__WHAT THE TASK REQUIRES__: From the entries below, please gather each line containing the string "noktaları".

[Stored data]
——————————

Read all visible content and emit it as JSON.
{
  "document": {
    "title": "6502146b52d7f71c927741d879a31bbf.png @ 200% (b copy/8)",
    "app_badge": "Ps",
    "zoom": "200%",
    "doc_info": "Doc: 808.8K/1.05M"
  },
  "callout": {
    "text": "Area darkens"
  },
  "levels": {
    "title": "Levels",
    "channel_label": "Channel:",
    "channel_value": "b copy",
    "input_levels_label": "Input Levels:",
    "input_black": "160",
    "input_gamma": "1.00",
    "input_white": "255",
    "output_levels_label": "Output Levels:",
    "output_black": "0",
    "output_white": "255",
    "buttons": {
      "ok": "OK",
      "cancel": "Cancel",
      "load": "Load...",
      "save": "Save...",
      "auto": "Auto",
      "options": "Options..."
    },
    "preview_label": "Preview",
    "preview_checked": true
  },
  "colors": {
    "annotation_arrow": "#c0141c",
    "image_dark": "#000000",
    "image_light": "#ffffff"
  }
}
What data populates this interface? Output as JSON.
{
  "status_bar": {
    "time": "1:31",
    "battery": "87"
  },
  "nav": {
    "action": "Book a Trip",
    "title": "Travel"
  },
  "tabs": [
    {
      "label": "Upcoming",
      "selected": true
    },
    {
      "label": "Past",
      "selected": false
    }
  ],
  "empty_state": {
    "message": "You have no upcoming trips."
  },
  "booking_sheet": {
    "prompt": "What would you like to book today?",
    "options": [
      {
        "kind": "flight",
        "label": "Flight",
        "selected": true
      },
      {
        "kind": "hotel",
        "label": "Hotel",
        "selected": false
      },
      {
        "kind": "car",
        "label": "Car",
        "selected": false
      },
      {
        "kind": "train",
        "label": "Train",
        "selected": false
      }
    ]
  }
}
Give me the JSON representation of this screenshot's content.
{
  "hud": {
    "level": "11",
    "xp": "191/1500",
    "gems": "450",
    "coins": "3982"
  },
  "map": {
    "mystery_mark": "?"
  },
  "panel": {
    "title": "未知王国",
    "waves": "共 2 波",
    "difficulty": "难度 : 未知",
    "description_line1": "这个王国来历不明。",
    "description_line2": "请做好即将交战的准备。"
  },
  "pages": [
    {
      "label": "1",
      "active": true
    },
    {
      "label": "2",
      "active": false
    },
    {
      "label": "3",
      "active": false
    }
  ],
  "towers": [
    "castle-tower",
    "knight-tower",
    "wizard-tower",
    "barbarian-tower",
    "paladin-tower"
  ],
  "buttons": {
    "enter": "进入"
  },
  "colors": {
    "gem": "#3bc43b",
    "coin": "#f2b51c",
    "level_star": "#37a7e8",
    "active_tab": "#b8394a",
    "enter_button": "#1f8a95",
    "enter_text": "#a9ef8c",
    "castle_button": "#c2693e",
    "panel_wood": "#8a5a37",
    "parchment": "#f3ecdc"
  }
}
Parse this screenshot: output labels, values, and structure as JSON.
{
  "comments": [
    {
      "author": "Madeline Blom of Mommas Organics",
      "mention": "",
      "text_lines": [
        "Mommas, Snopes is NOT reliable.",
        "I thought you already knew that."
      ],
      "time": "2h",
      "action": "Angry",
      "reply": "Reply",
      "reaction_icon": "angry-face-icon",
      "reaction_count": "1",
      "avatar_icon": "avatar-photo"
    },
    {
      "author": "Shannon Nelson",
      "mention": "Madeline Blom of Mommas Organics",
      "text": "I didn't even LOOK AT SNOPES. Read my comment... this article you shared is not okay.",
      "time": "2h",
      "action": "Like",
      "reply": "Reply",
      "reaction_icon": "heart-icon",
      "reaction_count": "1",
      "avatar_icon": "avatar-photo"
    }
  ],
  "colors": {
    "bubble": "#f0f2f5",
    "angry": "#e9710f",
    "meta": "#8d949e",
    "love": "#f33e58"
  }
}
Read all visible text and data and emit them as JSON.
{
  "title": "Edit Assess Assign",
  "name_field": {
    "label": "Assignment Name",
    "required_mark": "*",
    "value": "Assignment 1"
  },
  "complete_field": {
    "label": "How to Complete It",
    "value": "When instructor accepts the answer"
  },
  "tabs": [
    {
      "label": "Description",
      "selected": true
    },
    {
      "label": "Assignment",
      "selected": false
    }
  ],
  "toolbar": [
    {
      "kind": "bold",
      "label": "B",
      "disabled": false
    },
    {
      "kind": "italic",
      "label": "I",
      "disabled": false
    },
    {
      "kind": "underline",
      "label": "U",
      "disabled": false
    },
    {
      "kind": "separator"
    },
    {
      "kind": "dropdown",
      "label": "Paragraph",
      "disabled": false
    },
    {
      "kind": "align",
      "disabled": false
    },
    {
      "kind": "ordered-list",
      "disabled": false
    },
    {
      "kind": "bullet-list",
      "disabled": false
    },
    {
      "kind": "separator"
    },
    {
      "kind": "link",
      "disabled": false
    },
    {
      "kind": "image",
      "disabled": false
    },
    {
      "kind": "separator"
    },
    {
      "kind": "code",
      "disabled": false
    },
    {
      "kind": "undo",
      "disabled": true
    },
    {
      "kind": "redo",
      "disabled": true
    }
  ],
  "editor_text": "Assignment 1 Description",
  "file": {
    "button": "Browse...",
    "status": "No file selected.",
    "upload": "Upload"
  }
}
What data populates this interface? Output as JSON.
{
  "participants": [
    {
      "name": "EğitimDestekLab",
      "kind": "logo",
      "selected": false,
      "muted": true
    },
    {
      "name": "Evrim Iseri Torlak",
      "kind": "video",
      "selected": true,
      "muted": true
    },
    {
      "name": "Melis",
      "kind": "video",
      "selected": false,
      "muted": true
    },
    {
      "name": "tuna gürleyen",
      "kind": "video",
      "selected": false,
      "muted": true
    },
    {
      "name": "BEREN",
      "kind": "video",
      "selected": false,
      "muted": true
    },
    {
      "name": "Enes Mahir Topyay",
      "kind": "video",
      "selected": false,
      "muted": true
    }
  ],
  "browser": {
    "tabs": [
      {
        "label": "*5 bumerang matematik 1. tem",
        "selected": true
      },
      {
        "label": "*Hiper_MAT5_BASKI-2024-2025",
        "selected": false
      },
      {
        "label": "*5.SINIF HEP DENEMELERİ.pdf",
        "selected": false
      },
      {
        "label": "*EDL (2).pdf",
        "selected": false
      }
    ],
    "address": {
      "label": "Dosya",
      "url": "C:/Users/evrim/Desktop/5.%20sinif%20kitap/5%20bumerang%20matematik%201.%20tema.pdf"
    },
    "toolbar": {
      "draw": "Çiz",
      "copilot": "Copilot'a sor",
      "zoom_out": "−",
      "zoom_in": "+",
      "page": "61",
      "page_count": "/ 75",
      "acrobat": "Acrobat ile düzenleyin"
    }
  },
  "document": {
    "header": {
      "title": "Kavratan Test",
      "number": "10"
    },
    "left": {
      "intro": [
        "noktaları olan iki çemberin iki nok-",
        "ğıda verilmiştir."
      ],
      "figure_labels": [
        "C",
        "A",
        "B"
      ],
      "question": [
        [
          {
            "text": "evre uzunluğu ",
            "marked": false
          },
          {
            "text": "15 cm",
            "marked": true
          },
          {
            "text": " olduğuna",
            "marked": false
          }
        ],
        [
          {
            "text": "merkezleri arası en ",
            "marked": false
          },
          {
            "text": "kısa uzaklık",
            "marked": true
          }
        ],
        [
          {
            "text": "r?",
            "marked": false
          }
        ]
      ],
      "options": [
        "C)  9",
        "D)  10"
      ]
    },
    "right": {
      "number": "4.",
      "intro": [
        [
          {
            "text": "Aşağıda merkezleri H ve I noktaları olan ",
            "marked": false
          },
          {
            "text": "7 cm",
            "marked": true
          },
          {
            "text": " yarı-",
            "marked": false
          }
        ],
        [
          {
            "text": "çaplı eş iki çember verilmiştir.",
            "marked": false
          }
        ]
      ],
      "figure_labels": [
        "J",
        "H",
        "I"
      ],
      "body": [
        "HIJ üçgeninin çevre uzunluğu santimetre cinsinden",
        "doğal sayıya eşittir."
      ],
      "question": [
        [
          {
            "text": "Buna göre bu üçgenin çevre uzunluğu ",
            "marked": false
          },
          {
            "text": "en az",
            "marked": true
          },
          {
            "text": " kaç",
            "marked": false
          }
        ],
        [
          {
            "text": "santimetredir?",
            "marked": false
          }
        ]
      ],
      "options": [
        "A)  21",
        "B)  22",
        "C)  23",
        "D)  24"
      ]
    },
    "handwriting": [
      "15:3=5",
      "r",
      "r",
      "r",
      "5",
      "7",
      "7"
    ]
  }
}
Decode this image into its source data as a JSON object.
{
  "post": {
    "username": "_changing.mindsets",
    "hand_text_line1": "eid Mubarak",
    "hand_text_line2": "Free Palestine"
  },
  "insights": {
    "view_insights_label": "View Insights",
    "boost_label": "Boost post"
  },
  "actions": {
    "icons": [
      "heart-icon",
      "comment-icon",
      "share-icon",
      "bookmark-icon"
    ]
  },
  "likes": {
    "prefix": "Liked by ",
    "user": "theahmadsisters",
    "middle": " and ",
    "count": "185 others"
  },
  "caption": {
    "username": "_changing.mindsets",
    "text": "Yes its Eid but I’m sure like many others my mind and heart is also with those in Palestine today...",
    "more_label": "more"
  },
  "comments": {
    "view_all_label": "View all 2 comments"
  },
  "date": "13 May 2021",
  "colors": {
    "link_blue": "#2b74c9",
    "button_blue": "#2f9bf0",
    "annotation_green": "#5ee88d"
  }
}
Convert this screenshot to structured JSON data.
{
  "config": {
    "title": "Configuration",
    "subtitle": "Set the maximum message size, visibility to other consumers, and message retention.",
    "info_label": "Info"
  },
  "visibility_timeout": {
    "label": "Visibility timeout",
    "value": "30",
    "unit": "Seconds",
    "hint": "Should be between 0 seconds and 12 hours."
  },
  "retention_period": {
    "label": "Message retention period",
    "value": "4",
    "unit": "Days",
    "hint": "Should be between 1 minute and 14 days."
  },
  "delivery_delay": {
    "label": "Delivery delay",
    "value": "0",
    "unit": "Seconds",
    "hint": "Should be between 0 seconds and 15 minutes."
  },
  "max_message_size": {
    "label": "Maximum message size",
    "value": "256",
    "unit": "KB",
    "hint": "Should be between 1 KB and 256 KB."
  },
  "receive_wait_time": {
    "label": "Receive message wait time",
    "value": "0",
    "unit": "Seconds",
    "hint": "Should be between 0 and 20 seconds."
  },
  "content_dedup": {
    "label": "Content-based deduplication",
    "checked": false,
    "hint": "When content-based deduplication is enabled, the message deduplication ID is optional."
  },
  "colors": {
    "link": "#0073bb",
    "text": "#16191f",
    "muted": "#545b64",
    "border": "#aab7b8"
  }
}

——————————

__FULL ANSWER__:
        "noktaları olan iki çemberin iki nok-",
            "text": "Aşağıda merkezleri H ve I noktaları olan ",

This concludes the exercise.